--- start MATERIAL FOR THIS TASK ---

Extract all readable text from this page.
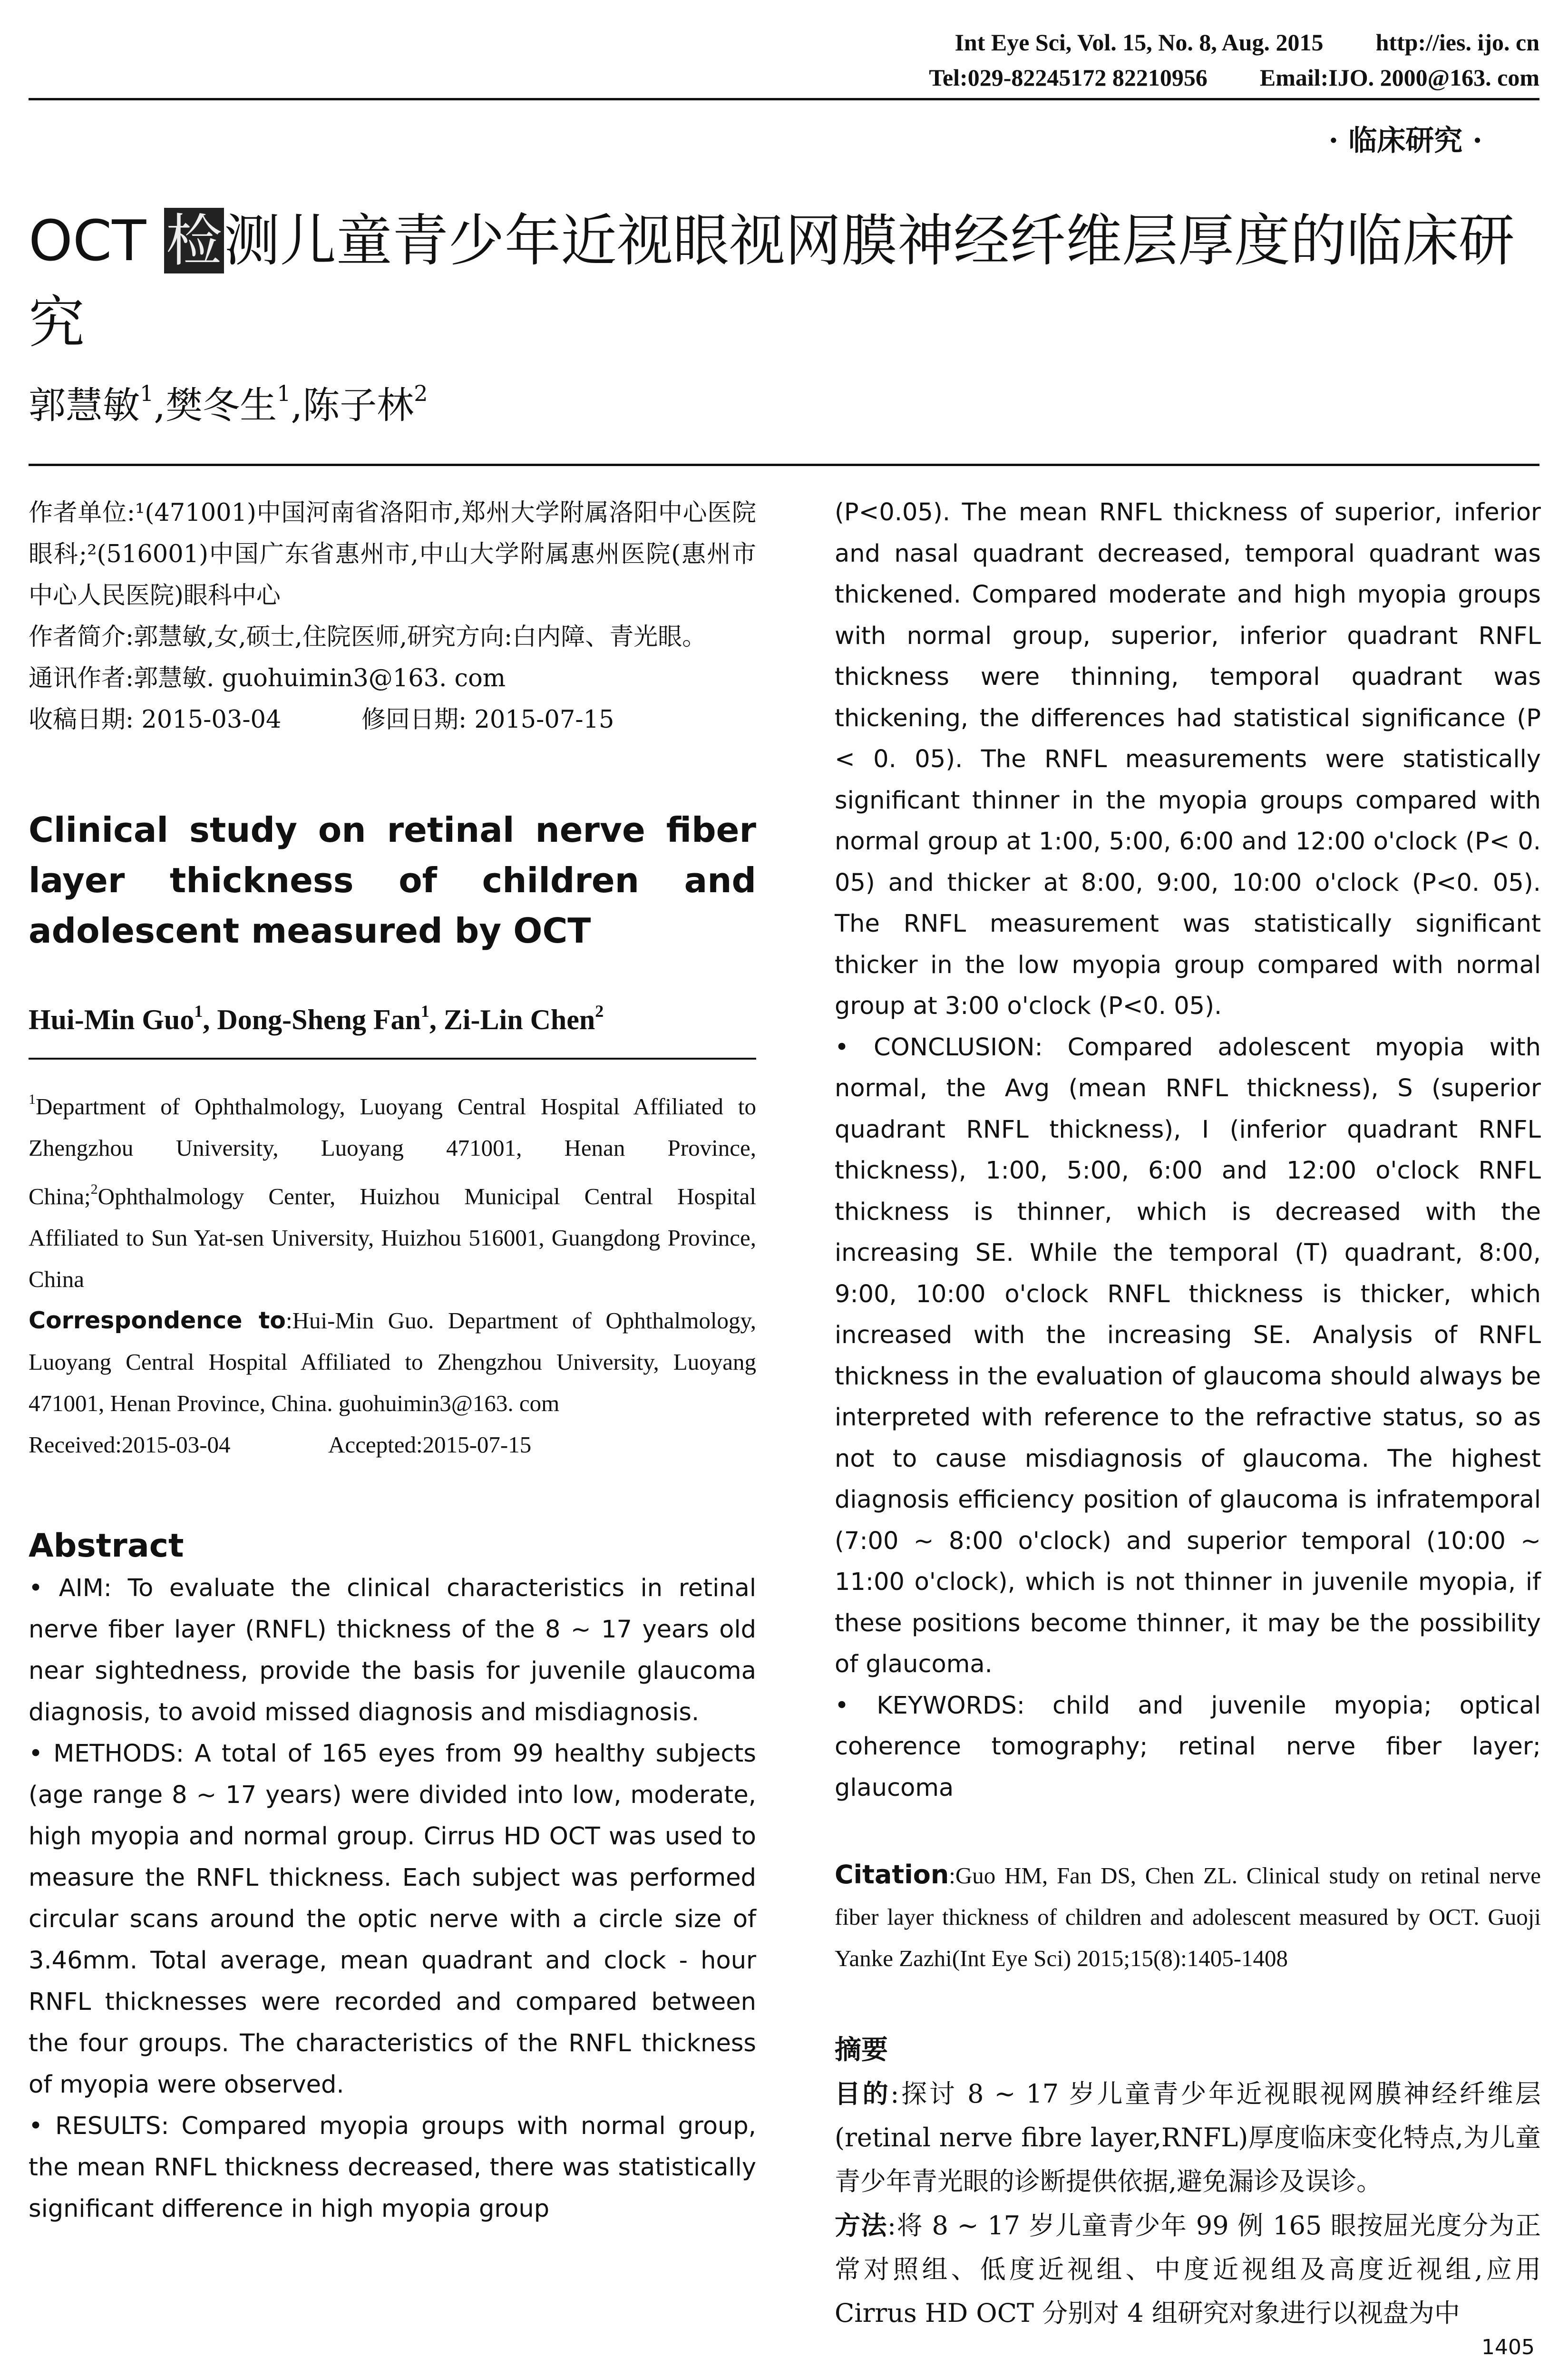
Int Eye Sci, Vol. 15, No. 8, Aug. 2015 http://ies. ijo. cn
Tel:029-82245172 82210956 Email:IJO. 2000@163. com
· 临床研究 ·
OCT 检测儿童青少年近视眼视网膜神经纤维层厚度的临床研究
郭慧敏$^1$,樊冬生$^1$,陈子林$^2$

作者单位:¹(471001)中国河南省洛阳市,郑州大学附属洛阳中心医院眼科;²(516001)中国广东省惠州市,中山大学附属惠州医院(惠州市中心人民医院)眼科中心

作者简介:郭慧敏,女,硕士,住院医师,研究方向:白内障、青光眼。

通讯作者:郭慧敏. guohuimin3@163. com

收稿日期: 2015-03-04	修回日期: 2015-07-15
Clinical study on retinal nerve fiber layer thickness of children and adolescent measured by OCT
Hui-Min Guo$^1$, Dong-Sheng Fan$^1$, Zi-Lin Chen$^2$

$^1$Department of Ophthalmology, Luoyang Central Hospital Affiliated to Zhengzhou University, Luoyang 471001, Henan Province, China;$^2$Ophthalmology Center, Huizhou Municipal Central Hospital Affiliated to Sun Yat-sen University, Huizhou 516001, Guangdong Province, China

Correspondence to:Hui-Min Guo. Department of Ophthalmology, Luoyang Central Hospital Affiliated to Zhengzhou University, Luoyang 471001, Henan Province, China. guohuimin3@163. com

Received:2015-03-04	Accepted:2015-07-15
Abstract

• AIM: To evaluate the clinical characteristics in retinal nerve fiber layer (RNFL) thickness of the 8 ~ 17 years old near sightedness, provide the basis for juvenile glaucoma diagnosis, to avoid missed diagnosis and misdiagnosis.

• METHODS: A total of 165 eyes from 99 healthy subjects (age range 8 ~ 17 years) were divided into low, moderate, high myopia and normal group. Cirrus HD OCT was used to measure the RNFL thickness. Each subject was performed circular scans around the optic nerve with a circle size of 3.46mm. Total average, mean quadrant and clock - hour RNFL thicknesses were recorded and compared between the four groups. The characteristics of the RNFL thickness of myopia were observed.

• RESULTS: Compared myopia groups with normal group, the mean RNFL thickness decreased, there was statistically significant difference in high myopia group

(P<0.05). The mean RNFL thickness of superior, inferior and nasal quadrant decreased, temporal quadrant was thickened. Compared moderate and high myopia groups with normal group, superior, inferior quadrant RNFL thickness were thinning, temporal quadrant was thickening, the differences had statistical significance (P < 0. 05). The RNFL measurements were statistically significant thinner in the myopia groups compared with normal group at 1:00, 5:00, 6:00 and 12:00 o'clock (P< 0. 05) and thicker at 8:00, 9:00, 10:00 o'clock (P<0. 05). The RNFL measurement was statistically significant thicker in the low myopia group compared with normal group at 3:00 o'clock (P<0. 05).

• CONCLUSION: Compared adolescent myopia with normal, the Avg (mean RNFL thickness), S (superior quadrant RNFL thickness), I (inferior quadrant RNFL thickness), 1:00, 5:00, 6:00 and 12:00 o'clock RNFL thickness is thinner, which is decreased with the increasing SE. While the temporal (T) quadrant, 8:00, 9:00, 10:00 o'clock RNFL thickness is thicker, which increased with the increasing SE. Analysis of RNFL thickness in the evaluation of glaucoma should always be interpreted with reference to the refractive status, so as not to cause misdiagnosis of glaucoma. The highest diagnosis efficiency position of glaucoma is infratemporal (7:00 ~ 8:00 o'clock) and superior temporal (10:00 ~ 11:00 o'clock), which is not thinner in juvenile myopia, if these positions become thinner, it may be the possibility of glaucoma.

• KEYWORDS: child and juvenile myopia; optical coherence tomography; retinal nerve fiber layer; glaucoma

Citation:Guo HM, Fan DS, Chen ZL. Clinical study on retinal nerve fiber layer thickness of children and adolescent measured by OCT. Guoji Yanke Zazhi(Int Eye Sci) 2015;15(8):1405-1408
摘要

目的:探讨 8 ~ 17 岁儿童青少年近视眼视网膜神经纤维层(retinal nerve fibre layer,RNFL)厚度临床变化特点,为儿童青少年青光眼的诊断提供依据,避免漏诊及误诊。

方法:将 8 ~ 17 岁儿童青少年 99 例 165 眼按屈光度分为正常对照组、低度近视组、中度近视组及高度近视组,应用 Cirrus HD OCT 分别对 4 组研究对象进行以视盘为中

1405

--- end MATERIAL FOR THIS TASK ---

▸ DO THIS
The answer is a single number, the count of lines in the records that contain the string "Province".

▸ RESPONSE TO THIS EXERCISE
2